(Extracted data entries)

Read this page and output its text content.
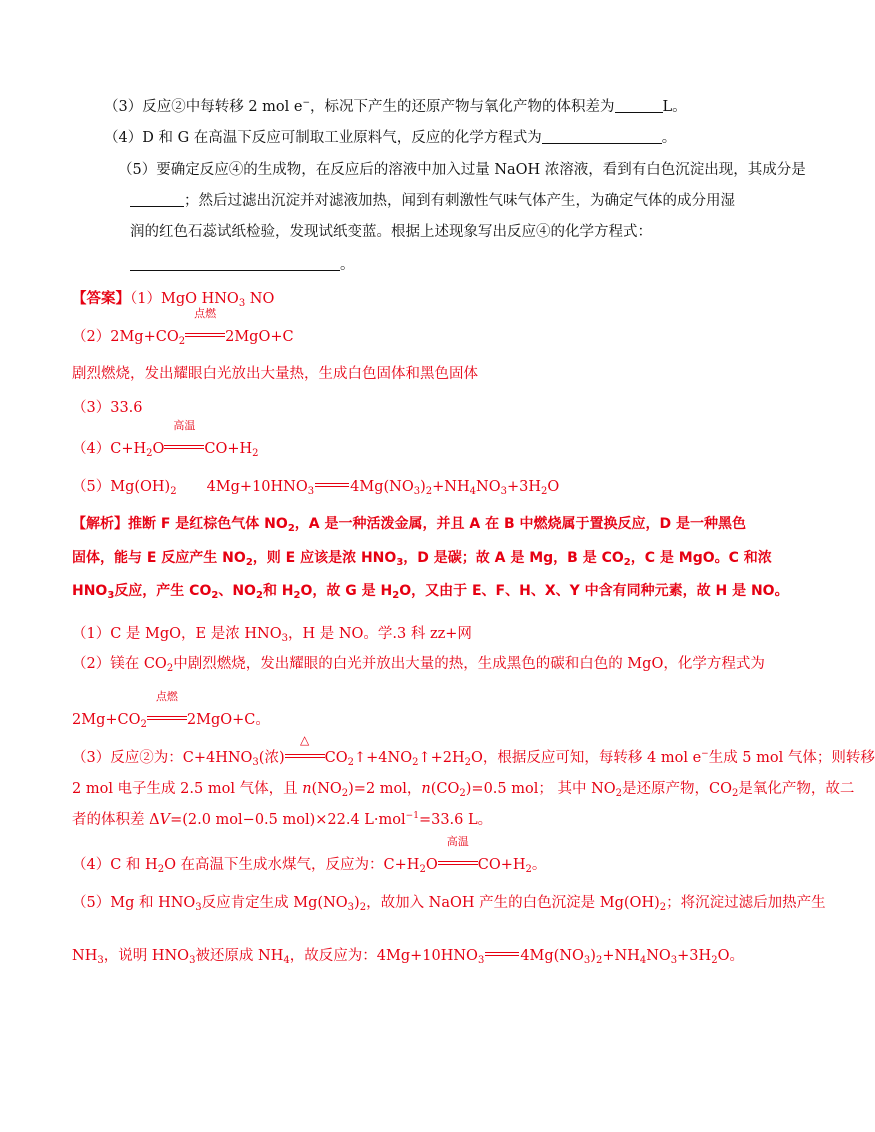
（3）反应②中每转移 2 mol e−，标况下产生的还原产物与氧化产物的体积差为	L。
（4）D 和 G 在高温下反应可制取工业原料气，反应的化学方程式为	。
（5）要确定反应④的生成物，在反应后的溶液中加入过量 NaOH 浓溶液，看到有白色沉淀出现，其成分是
；然后过滤出沉淀并对滤液加热，闻到有刺激性气味气体产生，为确定气体的成分用湿
润的红色石蕊试纸检验，发现试纸变蓝。根据上述现象写出反应④的化学方程式：
。
【答案】（1）MgO $HNO_3$ NO
$(2)2Mg+CO_2$
点燃
2MgO+C
剧烈燃烧，发出耀眼白光放出大量热，生成白色固体和黑色固体
（3）33.6
$(4)C+H_2O$
高温
$CO+H_2$
$(5)Mg(OH)_2$ $4Mg+10HNO_3$ $4Mg(NO_3)_2+NH_4NO_3+3H_2O$
【解析】推断 F 是红棕色气体 $NO_2$，A 是一种活泼金属，并且 A 在 B 中燃烧属于置换反应，D 是一种黑色
固体，能与 E 反应产生 $NO_2$，则 E 应该是浓 $HNO_3$，D 是碳；故 A 是 Mg，B 是 $CO_2$，C 是 MgO。C 和浓
$HNO_3$反应，产生 $CO_2$、$NO_2$和 $H_2O$，故 G 是 $H_2O$，又由于 E、F、H、X、Y 中含有同种元素，故 H 是 NO。
（1）C 是 MgO，E 是浓 $HNO_3$，H 是 NO。学.3 科 zz+网
（2）镁在 $CO_2$中剧烈燃烧，发出耀眼的白光并放出大量的热，生成黑色的碳和白色的 MgO，化学方程式为
$2Mg+CO_2$
点燃
2MgO+C。
（3）反应②为：$C+4HNO_3$(浓)
△
$CO_2↑+4NO_2↑+2H_2O$，根据反应可知，每转移 4 mol e−生成 5 mol 气体；则转移
2 mol 电子生成 2.5 mol 气体，且 $n(NO_2)=2$ mol，$n(CO_2)=0.5$ mol； 其中 $NO_2$是还原产物，$CO_2$是氧化产物，故二
者的体积差 ΔV=(2.0 mol−0.5 mol)×22.4 L·mol$^{-1}$=33.6 L。
（4）C 和 $H_2O$ 在高温下生成水煤气，反应为：$C+H_2O$
高温
$CO+H_2$。
（5）Mg 和 $HNO_3$反应肯定生成 $Mg(NO_3)_2$，故加入 NaOH 产生的白色沉淀是 $Mg(OH)_2$；将沉淀过滤后加热产生
$NH_3$，说明 $HNO_3$被还原成 $NH_4$，故反应为：$4Mg+10HNO_3$ $4Mg(NO_3)_2+NH_4NO_3+3H_2O$。
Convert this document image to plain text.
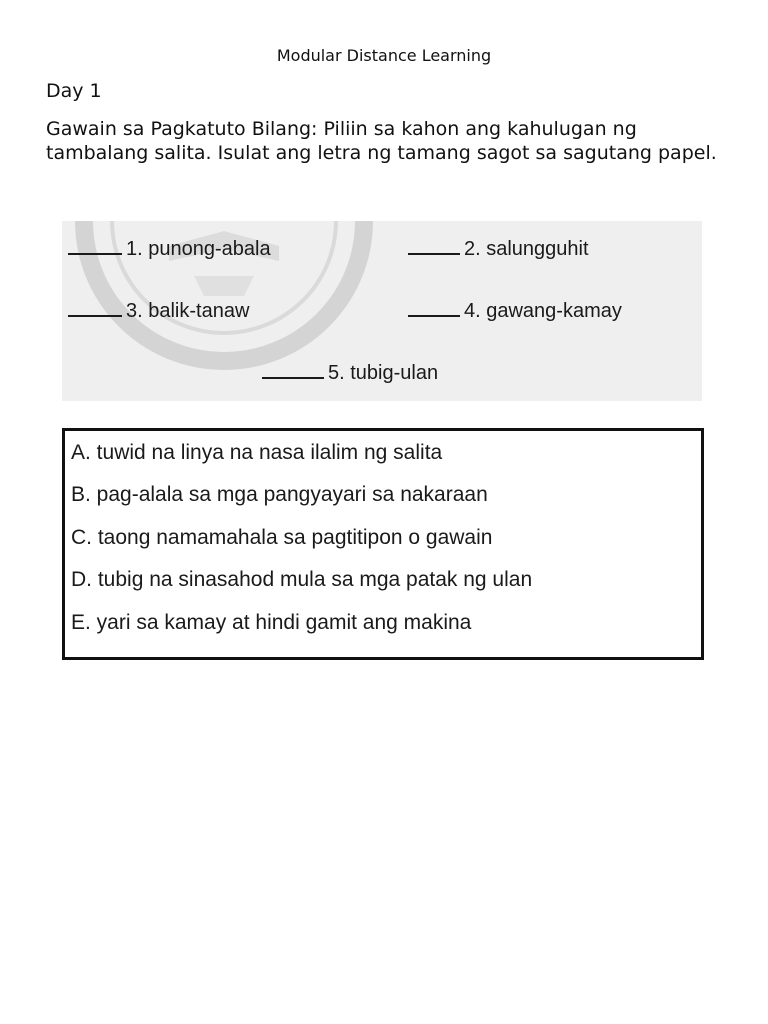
Modular Distance Learning
Day 1
Gawain sa Pagkatuto Bilang: Piliin sa kahon ang kahulugan ng tambalang salita. Isulat ang letra ng tamang sagot sa sagutang papel.
1. punong-abala	2. salungguhit
3. balik-tanaw	4. gawang-kamay
5. tubig-ulan
A. tuwid na linya na nasa ilalim ng salita
B. pag-alala sa mga pangyayari sa nakaraan
C. taong namamahala sa pagtitipon o gawain
D. tubig na sinasahod mula sa mga patak ng ulan
E. yari sa kamay at hindi gamit ang makina
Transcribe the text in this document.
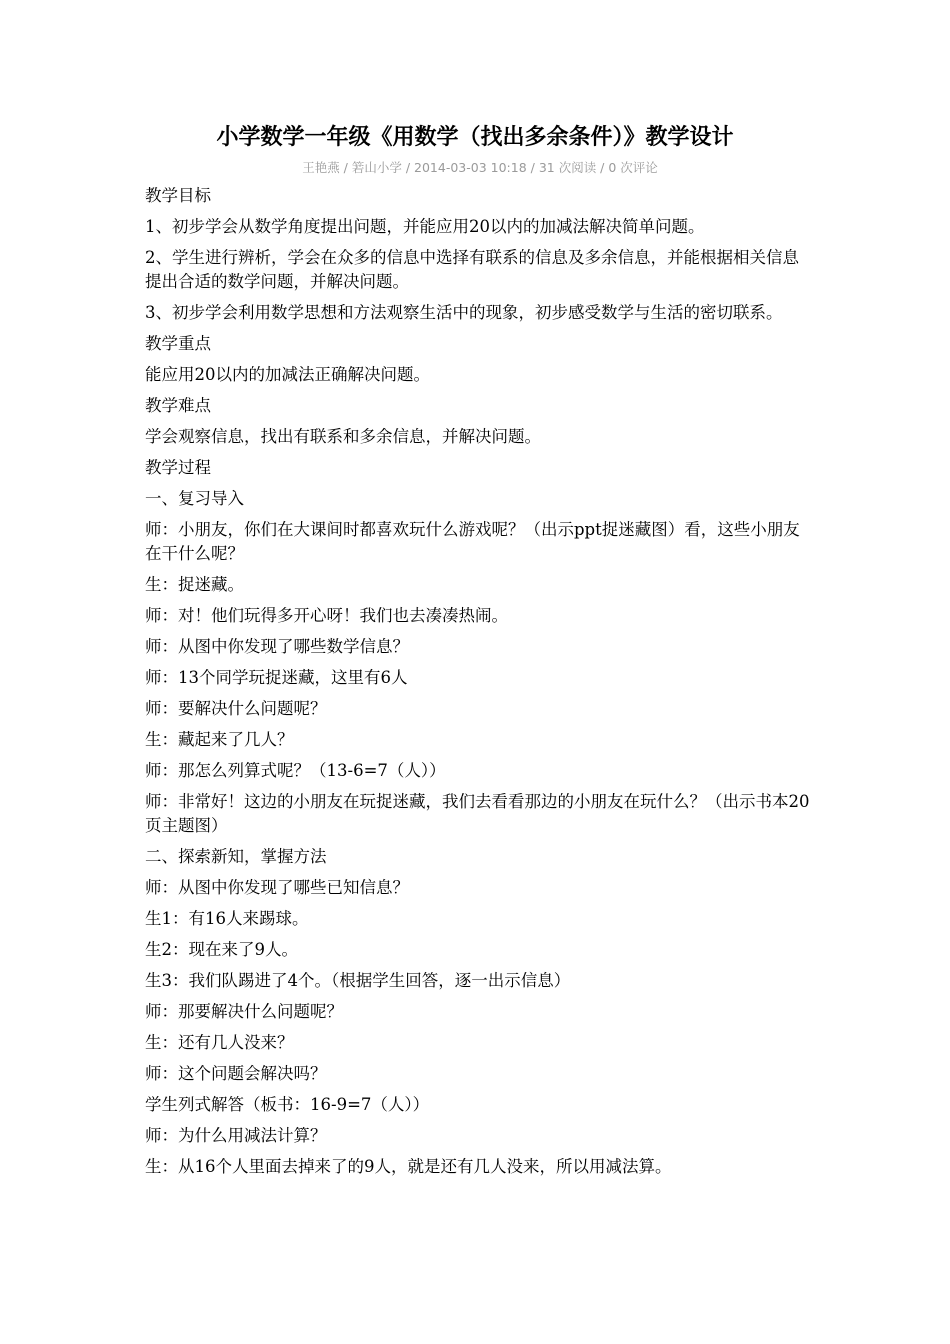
小学数学一年级《用数学（找出多余条件）》教学设计
王艳燕 / 箬山小学 / 2014-03-03 10:18 / 31 次阅读 / 0 次评论

教学目标

1、初步学会从数学角度提出问题，并能应用20以内的加减法解决简单问题。

2、学生进行辨析，学会在众多的信息中选择有联系的信息及多余信息，并能根据相关信息提出合适的数学问题，并解决问题。

3、初步学会利用数学思想和方法观察生活中的现象，初步感受数学与生活的密切联系。

教学重点

能应用20以内的加减法正确解决问题。

教学难点

学会观察信息，找出有联系和多余信息，并解决问题。

教学过程

一、复习导入

师：小朋友，你们在大课间时都喜欢玩什么游戏呢？（出示ppt捉迷藏图）看，这些小朋友在干什么呢？

生：捉迷藏。

师：对！他们玩得多开心呀！我们也去凑凑热闹。

师：从图中你发现了哪些数学信息？

师：13个同学玩捉迷藏，这里有6人

师：要解决什么问题呢？

生：藏起来了几人？

师：那怎么列算式呢？（13-6=7（人））

师：非常好！这边的小朋友在玩捉迷藏，我们去看看那边的小朋友在玩什么？（出示书本20页主题图）

二、探索新知，掌握方法

师：从图中你发现了哪些已知信息？

生1：有16人来踢球。

生2：现在来了9人。

生3：我们队踢进了4个。（根据学生回答，逐一出示信息）

师：那要解决什么问题呢？

生：还有几人没来？

师：这个问题会解决吗？

学生列式解答（板书：16-9=7（人））

师：为什么用减法计算？

生：从16个人里面去掉来了的9人，就是还有几人没来，所以用减法算。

**EXERCISE INSTRUCTIONS:** Find and copy every line in the entries above where the string "this" occurs.

**SOLUTION BELOW:**
Read this page and output its text content.
Convert this document image to plain text.
Transcribe the text in this document.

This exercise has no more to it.